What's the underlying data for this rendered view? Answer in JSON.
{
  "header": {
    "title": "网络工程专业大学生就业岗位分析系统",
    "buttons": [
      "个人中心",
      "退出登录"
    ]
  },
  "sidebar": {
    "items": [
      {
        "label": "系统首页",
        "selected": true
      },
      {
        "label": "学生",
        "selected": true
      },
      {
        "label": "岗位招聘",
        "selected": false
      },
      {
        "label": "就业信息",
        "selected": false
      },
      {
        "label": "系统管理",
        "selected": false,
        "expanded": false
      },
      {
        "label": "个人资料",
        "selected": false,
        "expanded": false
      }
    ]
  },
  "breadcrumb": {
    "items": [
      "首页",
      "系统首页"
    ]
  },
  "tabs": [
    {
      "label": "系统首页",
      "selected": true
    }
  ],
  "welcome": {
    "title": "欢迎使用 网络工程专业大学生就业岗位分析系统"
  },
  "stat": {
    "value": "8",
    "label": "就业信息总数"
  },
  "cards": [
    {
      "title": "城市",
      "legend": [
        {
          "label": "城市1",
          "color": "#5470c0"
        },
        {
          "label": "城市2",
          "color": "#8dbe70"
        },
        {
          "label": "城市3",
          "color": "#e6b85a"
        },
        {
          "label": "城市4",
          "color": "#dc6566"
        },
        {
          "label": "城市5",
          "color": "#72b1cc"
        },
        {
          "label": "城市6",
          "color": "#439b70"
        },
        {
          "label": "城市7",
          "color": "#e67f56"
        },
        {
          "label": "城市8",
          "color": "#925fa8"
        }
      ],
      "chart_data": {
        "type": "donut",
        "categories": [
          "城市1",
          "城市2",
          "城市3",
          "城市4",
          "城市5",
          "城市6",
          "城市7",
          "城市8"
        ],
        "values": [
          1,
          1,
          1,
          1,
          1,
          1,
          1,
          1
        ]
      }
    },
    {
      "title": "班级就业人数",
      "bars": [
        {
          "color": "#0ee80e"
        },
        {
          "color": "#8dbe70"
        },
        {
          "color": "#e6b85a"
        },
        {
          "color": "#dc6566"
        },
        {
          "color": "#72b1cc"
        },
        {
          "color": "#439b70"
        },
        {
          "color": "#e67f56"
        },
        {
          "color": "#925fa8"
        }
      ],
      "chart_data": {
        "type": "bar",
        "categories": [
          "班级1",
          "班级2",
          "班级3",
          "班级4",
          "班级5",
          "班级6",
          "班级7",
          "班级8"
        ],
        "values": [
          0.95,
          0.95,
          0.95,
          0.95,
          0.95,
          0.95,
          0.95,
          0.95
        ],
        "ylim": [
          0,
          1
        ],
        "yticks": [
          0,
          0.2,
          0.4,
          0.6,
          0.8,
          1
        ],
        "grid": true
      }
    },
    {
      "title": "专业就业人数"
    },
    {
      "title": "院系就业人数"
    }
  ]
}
-------------------------
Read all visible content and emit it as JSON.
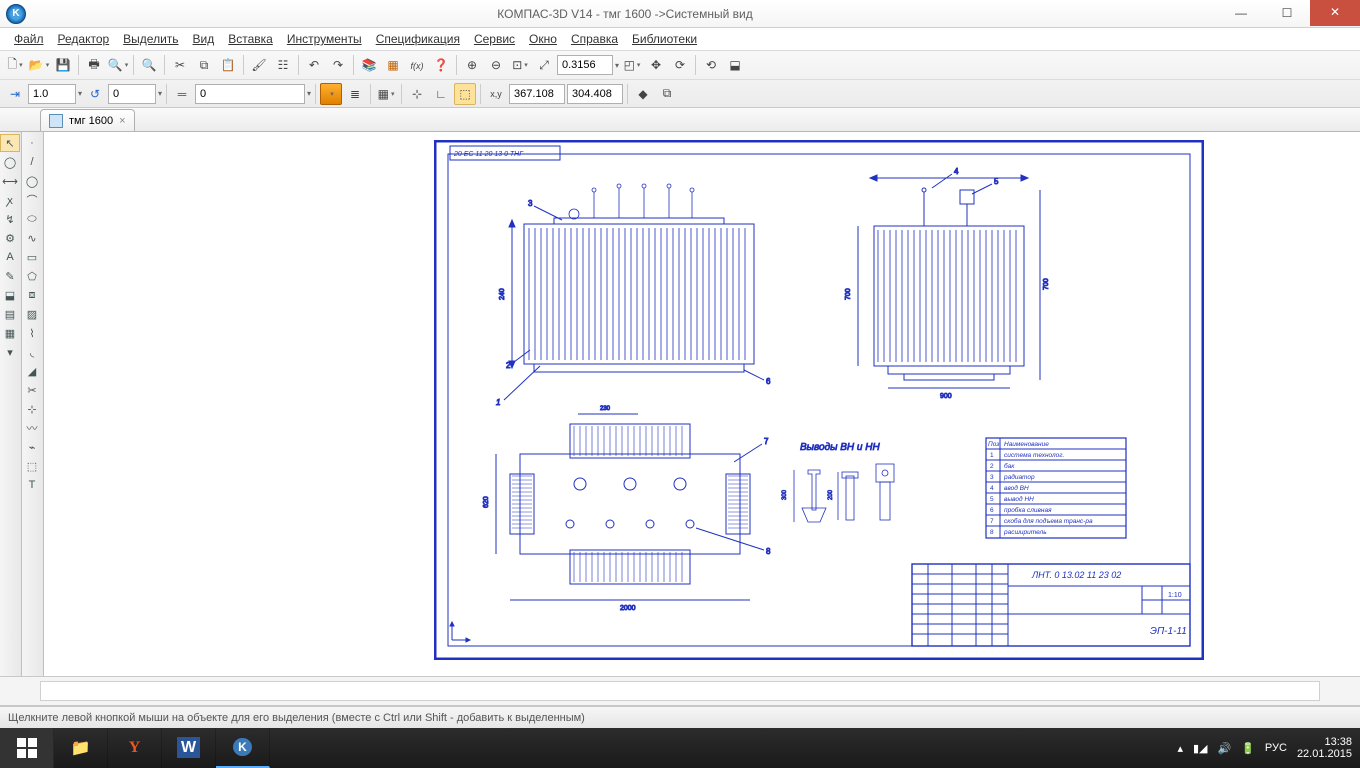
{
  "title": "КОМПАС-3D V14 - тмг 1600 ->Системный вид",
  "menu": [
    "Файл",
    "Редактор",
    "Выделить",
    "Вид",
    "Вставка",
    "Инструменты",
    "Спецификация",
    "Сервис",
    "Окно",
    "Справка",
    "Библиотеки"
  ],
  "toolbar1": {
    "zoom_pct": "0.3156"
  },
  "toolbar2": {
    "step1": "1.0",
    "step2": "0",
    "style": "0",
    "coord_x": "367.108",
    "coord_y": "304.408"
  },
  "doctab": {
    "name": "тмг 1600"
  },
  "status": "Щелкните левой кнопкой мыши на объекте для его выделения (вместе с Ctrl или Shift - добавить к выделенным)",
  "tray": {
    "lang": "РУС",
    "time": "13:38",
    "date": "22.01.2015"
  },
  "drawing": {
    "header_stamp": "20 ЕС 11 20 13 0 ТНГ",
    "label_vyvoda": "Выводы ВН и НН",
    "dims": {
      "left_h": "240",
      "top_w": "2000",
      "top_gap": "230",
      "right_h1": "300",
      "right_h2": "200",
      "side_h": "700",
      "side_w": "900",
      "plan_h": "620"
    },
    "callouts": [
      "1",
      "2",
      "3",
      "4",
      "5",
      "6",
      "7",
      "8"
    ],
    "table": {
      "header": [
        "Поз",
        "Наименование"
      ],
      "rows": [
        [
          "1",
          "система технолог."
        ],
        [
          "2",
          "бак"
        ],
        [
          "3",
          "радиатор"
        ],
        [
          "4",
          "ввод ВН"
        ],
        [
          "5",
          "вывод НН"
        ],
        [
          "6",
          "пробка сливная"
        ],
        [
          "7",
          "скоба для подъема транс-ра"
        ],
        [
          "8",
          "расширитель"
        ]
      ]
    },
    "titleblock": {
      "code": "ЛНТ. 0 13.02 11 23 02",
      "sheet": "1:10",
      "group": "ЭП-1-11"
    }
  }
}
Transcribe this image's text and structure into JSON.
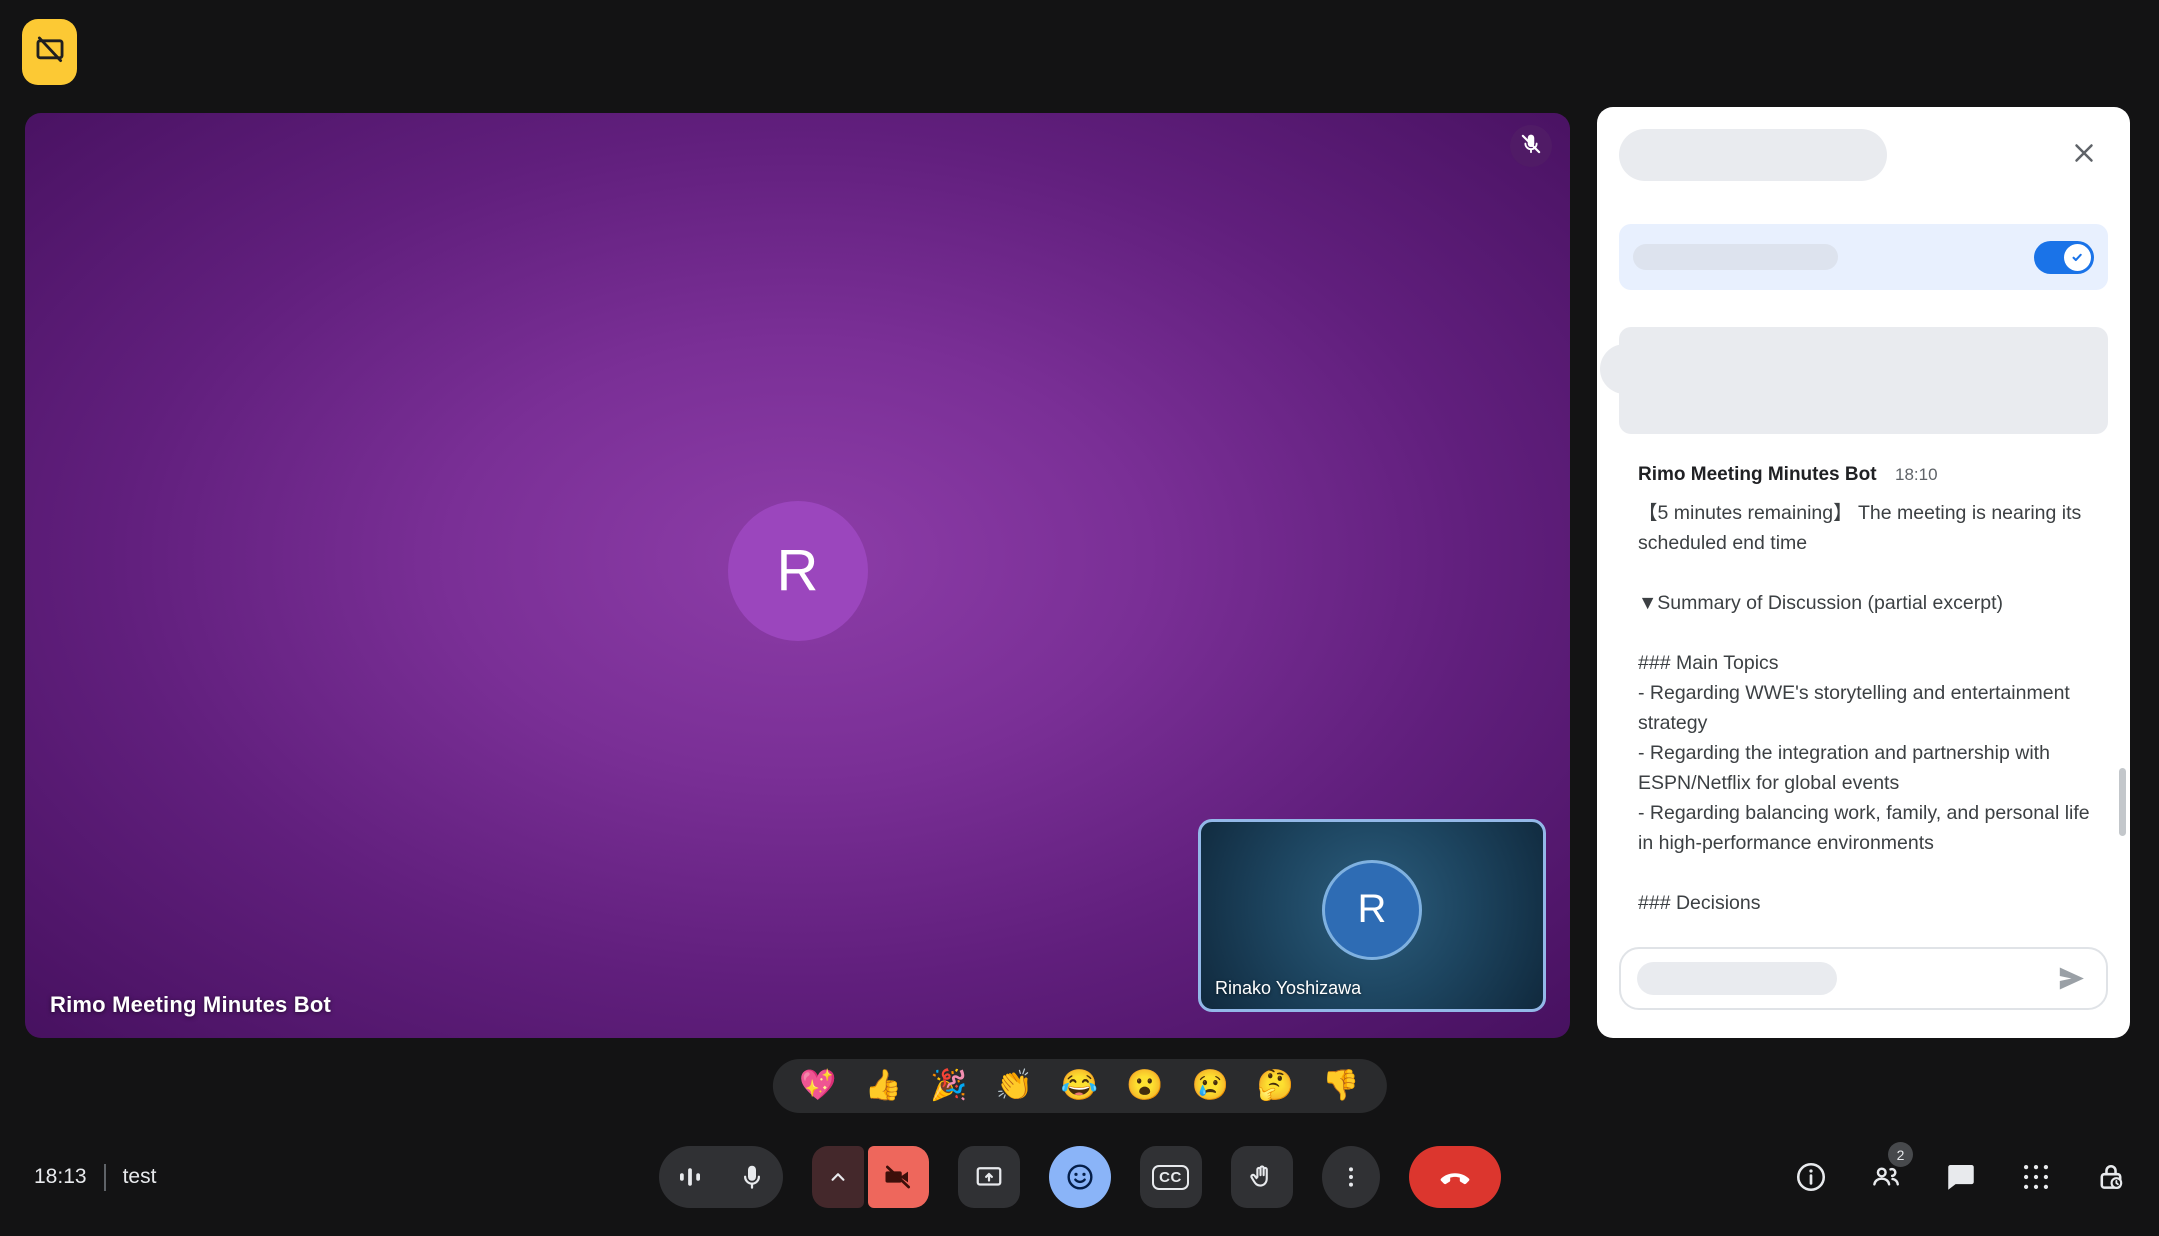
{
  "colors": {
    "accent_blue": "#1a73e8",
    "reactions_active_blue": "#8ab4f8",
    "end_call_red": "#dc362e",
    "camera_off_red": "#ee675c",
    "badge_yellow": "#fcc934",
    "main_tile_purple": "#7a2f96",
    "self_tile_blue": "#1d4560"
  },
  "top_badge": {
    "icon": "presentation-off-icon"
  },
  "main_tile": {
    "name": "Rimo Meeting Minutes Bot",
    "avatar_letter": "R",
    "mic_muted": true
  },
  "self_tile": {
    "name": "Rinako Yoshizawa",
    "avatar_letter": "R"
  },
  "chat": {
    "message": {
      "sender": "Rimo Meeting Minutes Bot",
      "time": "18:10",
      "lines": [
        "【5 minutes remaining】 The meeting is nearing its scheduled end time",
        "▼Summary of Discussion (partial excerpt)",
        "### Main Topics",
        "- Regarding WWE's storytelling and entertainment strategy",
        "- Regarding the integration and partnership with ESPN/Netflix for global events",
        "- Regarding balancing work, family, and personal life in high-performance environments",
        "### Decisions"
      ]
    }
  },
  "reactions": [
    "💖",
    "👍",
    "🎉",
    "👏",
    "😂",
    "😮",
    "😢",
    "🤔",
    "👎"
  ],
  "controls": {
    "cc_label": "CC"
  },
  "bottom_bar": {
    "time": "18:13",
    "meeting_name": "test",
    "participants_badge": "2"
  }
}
-------------------------
Goal of the exercise: Look through the listing and extract every line with "Regarding" in it.

Final result:
        "- Regarding WWE's storytelling and entertainment strategy",
        "- Regarding the integration and partnership with ESPN/Netflix for global events",
        "- Regarding balancing work, family, and personal life in high-performance environments",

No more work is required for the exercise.